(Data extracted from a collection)
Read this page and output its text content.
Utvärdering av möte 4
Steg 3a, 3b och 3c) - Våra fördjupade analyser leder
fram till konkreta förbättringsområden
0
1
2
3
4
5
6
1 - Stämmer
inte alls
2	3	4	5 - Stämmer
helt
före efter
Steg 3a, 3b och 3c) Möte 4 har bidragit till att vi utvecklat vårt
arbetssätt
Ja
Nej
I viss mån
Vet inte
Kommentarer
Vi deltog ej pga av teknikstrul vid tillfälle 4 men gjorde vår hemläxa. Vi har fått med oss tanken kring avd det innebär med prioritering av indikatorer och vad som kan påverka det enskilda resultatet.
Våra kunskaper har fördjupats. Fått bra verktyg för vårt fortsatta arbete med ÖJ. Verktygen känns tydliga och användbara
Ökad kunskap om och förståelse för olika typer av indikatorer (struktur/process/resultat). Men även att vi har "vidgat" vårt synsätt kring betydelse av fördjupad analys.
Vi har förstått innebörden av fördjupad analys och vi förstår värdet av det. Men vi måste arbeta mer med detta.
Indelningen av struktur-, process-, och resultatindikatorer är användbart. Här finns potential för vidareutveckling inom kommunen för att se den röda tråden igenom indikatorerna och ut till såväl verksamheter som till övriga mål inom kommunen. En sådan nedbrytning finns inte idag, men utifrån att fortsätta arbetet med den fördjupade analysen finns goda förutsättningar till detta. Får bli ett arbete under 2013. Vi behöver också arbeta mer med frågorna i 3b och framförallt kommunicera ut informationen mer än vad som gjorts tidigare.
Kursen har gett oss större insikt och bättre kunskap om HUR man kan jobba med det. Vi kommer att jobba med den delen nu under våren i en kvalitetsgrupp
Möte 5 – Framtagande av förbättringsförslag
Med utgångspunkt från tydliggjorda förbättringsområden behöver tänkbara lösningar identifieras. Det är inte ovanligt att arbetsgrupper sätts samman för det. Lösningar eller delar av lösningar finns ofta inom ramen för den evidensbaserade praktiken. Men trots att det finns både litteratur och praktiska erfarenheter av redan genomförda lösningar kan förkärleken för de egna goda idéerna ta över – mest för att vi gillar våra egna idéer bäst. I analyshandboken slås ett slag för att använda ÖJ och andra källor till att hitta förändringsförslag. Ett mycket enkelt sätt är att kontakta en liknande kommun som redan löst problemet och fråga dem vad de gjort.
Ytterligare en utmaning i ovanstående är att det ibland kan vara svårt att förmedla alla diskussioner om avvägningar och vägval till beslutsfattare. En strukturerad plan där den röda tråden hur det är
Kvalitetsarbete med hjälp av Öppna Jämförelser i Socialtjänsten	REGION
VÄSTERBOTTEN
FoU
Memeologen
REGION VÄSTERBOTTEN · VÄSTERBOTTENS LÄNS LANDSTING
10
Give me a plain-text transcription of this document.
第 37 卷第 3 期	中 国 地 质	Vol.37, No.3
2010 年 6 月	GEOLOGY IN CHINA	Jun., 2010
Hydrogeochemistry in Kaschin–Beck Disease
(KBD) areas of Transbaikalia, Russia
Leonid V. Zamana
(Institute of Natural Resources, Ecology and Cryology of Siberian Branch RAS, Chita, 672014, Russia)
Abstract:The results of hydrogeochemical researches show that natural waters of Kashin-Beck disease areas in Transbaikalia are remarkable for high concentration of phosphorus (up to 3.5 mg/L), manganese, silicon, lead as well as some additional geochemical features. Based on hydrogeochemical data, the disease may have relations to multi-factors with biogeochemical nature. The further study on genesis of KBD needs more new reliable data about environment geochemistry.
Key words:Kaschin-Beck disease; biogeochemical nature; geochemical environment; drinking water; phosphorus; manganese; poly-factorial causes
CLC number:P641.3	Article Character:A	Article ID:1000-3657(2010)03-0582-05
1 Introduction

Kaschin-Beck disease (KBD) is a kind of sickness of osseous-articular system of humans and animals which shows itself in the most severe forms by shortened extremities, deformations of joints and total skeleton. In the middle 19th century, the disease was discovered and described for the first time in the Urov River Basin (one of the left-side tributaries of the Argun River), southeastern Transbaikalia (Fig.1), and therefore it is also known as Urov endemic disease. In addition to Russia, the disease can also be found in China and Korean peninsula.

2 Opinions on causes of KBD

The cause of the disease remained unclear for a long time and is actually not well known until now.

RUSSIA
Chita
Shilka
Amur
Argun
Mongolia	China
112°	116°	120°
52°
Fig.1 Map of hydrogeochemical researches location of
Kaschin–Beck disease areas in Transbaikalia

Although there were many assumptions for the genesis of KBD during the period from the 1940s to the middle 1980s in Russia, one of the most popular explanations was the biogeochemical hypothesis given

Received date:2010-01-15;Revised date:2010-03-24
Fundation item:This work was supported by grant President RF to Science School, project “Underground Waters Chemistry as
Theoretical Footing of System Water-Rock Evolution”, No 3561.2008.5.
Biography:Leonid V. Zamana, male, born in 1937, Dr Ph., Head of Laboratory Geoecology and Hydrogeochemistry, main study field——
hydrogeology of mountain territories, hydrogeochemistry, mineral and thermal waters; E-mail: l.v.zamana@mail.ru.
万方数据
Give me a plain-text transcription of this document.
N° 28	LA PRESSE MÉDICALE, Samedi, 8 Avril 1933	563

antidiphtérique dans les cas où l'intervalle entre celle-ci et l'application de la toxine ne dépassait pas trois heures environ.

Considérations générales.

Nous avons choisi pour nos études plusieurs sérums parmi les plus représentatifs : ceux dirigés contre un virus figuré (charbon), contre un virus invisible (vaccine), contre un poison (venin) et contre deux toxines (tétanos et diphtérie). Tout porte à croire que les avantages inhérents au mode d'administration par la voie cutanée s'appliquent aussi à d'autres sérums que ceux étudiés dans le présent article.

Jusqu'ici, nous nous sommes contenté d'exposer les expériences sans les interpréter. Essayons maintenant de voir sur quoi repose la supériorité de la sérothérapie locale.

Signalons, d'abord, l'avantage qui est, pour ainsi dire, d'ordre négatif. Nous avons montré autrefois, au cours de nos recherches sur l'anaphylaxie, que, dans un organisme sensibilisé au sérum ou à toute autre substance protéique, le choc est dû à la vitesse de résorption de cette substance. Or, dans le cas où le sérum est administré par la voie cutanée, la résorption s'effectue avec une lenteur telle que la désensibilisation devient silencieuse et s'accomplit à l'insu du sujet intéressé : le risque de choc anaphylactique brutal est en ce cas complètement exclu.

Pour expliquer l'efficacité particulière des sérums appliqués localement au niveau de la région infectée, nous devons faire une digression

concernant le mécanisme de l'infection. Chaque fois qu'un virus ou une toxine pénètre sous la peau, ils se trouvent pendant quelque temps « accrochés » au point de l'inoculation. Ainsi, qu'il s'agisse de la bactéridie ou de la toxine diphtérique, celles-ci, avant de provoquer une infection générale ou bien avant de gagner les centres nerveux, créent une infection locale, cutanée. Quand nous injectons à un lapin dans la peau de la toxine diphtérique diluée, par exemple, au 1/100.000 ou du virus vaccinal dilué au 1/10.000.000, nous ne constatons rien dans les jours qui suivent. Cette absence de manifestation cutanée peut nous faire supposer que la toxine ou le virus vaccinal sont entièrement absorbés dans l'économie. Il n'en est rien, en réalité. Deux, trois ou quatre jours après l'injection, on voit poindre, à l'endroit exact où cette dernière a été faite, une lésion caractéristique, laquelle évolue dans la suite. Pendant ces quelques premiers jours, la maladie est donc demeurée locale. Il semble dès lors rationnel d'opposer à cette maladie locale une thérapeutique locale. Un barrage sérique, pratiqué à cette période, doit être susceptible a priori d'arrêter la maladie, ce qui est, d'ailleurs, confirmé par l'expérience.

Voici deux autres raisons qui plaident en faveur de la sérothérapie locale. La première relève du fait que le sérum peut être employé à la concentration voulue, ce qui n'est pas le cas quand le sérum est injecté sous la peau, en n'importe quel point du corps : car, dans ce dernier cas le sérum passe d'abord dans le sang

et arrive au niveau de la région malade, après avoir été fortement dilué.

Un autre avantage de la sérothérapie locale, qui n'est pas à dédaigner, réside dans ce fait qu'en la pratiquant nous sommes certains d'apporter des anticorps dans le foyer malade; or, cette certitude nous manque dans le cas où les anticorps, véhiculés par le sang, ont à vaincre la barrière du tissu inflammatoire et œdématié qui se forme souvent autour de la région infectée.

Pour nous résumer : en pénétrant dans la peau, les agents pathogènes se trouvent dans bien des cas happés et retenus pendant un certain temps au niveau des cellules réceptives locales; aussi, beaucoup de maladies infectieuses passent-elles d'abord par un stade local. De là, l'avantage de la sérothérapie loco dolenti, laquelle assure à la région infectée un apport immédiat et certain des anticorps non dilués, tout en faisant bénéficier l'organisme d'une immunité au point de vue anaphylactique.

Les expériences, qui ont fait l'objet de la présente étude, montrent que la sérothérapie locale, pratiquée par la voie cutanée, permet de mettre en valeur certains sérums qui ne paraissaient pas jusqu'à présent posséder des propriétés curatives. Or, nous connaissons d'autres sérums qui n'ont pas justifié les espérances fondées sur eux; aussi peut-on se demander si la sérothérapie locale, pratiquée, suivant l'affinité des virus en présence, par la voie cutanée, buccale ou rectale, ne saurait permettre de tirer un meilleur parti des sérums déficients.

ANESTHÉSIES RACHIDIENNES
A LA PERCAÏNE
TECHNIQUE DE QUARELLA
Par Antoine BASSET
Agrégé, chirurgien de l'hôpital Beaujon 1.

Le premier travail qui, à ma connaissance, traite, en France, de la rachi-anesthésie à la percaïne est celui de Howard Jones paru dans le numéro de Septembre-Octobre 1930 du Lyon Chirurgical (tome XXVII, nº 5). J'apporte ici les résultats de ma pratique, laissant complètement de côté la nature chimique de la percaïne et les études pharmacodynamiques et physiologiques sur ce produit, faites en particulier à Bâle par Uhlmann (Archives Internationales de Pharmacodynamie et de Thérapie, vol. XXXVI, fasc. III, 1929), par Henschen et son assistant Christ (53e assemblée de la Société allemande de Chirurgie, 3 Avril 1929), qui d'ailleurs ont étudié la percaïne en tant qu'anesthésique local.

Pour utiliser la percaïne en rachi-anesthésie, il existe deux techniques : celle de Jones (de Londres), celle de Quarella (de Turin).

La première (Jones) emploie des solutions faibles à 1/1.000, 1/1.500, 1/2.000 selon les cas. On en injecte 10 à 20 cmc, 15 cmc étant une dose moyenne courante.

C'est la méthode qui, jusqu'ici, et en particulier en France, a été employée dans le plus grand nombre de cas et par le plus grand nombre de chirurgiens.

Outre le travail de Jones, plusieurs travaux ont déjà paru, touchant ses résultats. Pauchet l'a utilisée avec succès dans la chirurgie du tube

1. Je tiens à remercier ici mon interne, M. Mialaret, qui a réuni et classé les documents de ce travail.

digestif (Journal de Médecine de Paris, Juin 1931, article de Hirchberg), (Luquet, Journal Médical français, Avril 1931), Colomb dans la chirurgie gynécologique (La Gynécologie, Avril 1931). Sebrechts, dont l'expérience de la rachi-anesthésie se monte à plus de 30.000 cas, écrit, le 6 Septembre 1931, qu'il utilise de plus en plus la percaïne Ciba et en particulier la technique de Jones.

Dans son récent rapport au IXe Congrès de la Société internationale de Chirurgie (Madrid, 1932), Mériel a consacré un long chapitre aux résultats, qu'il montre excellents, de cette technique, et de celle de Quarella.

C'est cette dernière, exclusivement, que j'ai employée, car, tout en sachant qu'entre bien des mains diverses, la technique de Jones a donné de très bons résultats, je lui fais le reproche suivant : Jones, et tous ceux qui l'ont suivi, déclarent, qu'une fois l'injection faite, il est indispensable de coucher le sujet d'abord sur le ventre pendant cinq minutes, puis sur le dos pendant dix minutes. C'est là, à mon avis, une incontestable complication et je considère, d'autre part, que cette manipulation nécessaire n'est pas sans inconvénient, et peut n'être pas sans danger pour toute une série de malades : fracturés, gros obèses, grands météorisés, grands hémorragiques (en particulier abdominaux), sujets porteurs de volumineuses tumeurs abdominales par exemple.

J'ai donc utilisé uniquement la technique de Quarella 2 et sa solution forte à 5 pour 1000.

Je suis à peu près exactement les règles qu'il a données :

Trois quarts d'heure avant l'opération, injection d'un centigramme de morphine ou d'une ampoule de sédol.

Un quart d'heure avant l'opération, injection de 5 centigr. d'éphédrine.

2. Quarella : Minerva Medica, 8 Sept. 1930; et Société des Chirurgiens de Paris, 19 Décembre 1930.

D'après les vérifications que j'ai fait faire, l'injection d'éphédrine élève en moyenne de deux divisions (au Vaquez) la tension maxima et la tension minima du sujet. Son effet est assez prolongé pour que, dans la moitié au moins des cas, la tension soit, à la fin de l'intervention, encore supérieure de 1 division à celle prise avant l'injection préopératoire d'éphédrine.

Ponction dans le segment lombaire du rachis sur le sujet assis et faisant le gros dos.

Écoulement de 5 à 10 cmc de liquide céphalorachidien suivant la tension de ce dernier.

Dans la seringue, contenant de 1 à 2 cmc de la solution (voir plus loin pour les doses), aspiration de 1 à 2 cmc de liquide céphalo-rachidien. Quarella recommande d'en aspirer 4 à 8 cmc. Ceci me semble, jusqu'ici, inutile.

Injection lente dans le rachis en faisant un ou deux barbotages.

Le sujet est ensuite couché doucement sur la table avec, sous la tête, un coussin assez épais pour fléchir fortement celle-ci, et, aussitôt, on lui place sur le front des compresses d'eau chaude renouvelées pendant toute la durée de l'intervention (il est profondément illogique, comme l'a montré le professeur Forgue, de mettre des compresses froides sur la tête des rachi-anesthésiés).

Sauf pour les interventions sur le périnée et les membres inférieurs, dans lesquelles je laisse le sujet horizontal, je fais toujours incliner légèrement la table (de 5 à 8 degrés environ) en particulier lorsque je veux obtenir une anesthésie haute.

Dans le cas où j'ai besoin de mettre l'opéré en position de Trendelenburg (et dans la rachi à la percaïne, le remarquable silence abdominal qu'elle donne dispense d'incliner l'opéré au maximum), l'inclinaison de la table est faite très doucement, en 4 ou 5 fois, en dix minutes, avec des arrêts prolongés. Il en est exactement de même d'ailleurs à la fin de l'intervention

REQUIREMENT –
Return only those lines of the records that contain the string "Steg".

EXERCISE OUTPUT –
Steg 3a, 3b och 3c) - Våra fördjupade analyser leder
Steg 3a, 3b och 3c) Möte 4 har bidragit till att vi utvecklat vårt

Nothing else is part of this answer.